**REQUIREMENT**
Quote the lines of the listing from the line with "y-tick-label: 10% (12, 286, 32, 297)" up to and including the line with "x-tick-label: performance (670, 385, 727, 396)", character for character.

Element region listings
-- begin --
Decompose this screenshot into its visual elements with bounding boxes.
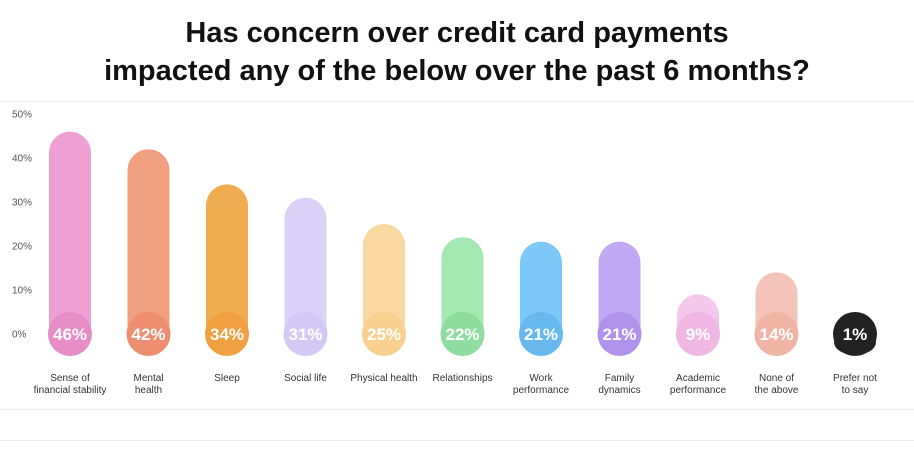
y-tick-label: 10% (12, 286, 32, 297)
x-tick-label: performance (513, 385, 570, 396)
bar-value-circle (833, 312, 877, 356)
bottom-divider (0, 440, 914, 441)
bar-value-circle (205, 312, 249, 356)
data-label: 42% (131, 325, 165, 344)
data-label: 9% (686, 325, 711, 344)
bar-value-circle (362, 312, 406, 356)
y-tick-label: 40% (12, 154, 32, 165)
bar-value-circle (519, 312, 563, 356)
y-tick-label: 30% (12, 198, 32, 209)
x-tick-label: performance (670, 385, 727, 396)
chart-title-line-1: Has concern over credit card payments (185, 17, 729, 49)
x-tick-label: Social life (284, 373, 327, 384)
x-tick-label: Work (529, 373, 553, 384)
chart-title-line-2: impacted any of the below over the past … (104, 55, 810, 87)
y-tick-label: 50% (12, 110, 32, 121)
x-tick-label: None of (759, 373, 794, 384)
x-tick-label: Sleep (214, 373, 240, 384)
x-tick-label: Family (605, 373, 634, 384)
top-divider (0, 101, 914, 102)
y-tick-label: 0% (12, 330, 27, 341)
bar-value-circle (754, 312, 799, 356)
bar-value-circle (676, 312, 720, 356)
bar-value-circle (48, 312, 92, 356)
bar (49, 131, 91, 355)
x-tick-label: the above (755, 385, 799, 396)
data-label: 21% (602, 325, 636, 344)
data-label: 14% (759, 325, 793, 344)
bar-value-circle (440, 312, 485, 356)
data-label: 1% (843, 325, 868, 344)
x-tick-label: Mental (133, 373, 163, 384)
x-tick-label: Prefer not (833, 373, 877, 384)
data-label: 46% (53, 325, 87, 344)
x-tick-label: Physical health (350, 373, 417, 384)
y-tick-label: 20% (12, 242, 32, 253)
bar-value-circle (283, 312, 328, 356)
chart-title: Has concern over credit card payments im… (0, 14, 914, 90)
bar-value-circle (126, 312, 171, 356)
x-tick-label: Sense of (50, 373, 90, 384)
x-tick-label: Relationships (432, 373, 492, 384)
x-tick-label: health (135, 385, 162, 396)
x-tick-label: financial stability (34, 385, 107, 396)
x-tick-label: to say (842, 385, 869, 396)
data-label: 25% (367, 325, 401, 344)
data-label: 34% (210, 325, 244, 344)
data-label: 31% (288, 325, 322, 344)
plot-bottom-divider (0, 409, 914, 410)
bar (127, 149, 170, 355)
x-tick-label: Academic (676, 373, 720, 384)
bar (206, 184, 248, 355)
data-label: 22% (445, 325, 479, 344)
bar-value-circle (597, 312, 642, 356)
x-tick-label: dynamics (598, 385, 640, 396)
data-label: 21% (524, 325, 558, 344)
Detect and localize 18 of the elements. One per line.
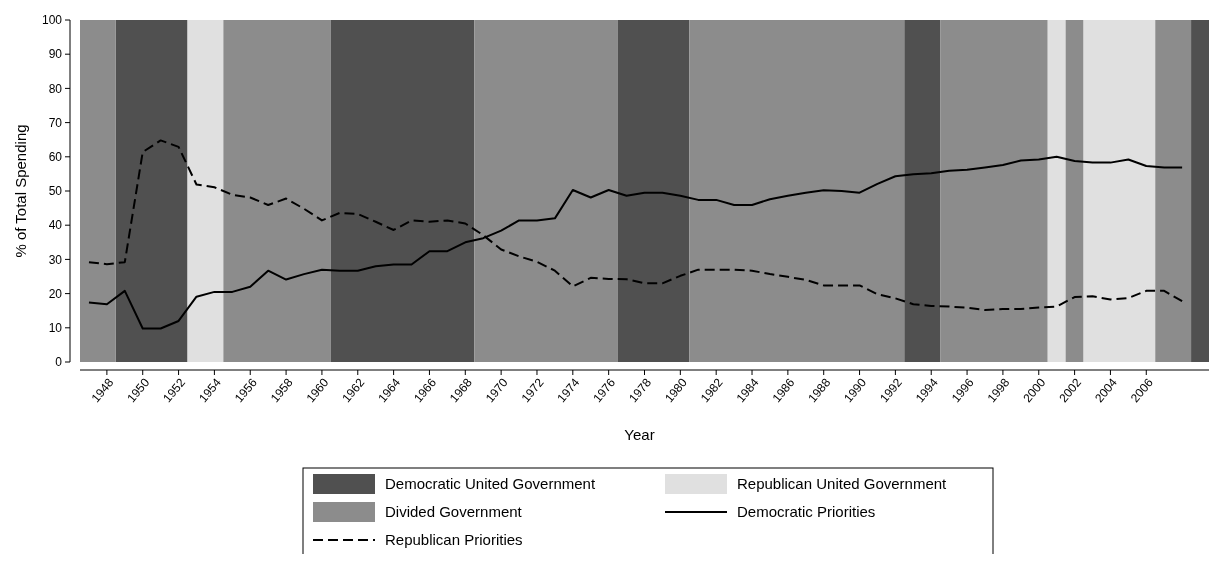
-- end --
**FULL ANSWER**
y-tick-label: 10% (12, 286, 32, 297)
x-tick-label: performance (513, 385, 570, 396)
bar-value-circle (833, 312, 877, 356)
bottom-divider (0, 440, 914, 441)
bar-value-circle (205, 312, 249, 356)
data-label: 42% (131, 325, 165, 344)
data-label: 9% (686, 325, 711, 344)
bar-value-circle (362, 312, 406, 356)
y-tick-label: 40% (12, 154, 32, 165)
bar-value-circle (519, 312, 563, 356)
y-tick-label: 30% (12, 198, 32, 209)
x-tick-label: performance (670, 385, 727, 396)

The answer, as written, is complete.